▶ [Given task]: Find the lines containing "έργα" and say how many there are, with no other words.

===== Input for this task =====

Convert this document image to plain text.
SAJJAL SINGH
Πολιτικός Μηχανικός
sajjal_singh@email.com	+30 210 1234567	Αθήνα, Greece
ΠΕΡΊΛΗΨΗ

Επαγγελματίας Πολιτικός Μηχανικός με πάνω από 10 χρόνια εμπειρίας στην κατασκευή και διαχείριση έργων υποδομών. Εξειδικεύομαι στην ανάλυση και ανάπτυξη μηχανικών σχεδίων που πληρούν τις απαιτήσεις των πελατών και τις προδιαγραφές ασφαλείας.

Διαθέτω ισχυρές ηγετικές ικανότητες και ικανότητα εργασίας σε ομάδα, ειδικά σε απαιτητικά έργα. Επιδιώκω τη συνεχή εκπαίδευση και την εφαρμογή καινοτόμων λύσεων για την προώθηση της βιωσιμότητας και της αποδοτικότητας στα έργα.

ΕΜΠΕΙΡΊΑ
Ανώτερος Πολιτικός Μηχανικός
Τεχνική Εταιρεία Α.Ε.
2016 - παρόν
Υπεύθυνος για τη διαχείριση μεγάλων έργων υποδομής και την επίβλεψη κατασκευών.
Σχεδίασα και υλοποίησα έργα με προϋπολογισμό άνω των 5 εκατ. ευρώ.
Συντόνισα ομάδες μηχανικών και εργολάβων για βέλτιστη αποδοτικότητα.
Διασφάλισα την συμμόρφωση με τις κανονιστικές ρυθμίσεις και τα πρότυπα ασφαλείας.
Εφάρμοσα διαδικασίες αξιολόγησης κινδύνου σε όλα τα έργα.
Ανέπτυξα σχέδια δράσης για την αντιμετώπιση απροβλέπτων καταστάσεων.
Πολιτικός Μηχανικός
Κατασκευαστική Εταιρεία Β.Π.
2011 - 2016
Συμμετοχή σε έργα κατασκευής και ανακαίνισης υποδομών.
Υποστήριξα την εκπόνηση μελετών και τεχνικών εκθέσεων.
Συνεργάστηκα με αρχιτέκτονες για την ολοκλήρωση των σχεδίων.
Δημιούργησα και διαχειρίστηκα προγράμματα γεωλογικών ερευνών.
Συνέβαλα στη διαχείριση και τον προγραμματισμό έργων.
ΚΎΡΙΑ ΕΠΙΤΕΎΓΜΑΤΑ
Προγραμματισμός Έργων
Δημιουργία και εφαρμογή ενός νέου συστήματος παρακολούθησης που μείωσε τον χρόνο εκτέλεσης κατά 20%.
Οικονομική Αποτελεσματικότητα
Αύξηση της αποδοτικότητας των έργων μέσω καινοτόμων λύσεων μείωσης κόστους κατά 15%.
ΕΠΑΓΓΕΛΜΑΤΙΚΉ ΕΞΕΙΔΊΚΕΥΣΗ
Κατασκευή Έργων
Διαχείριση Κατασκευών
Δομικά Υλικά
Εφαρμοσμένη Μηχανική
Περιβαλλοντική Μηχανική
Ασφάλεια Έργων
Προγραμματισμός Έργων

=====

▶ [Exercise response]: 4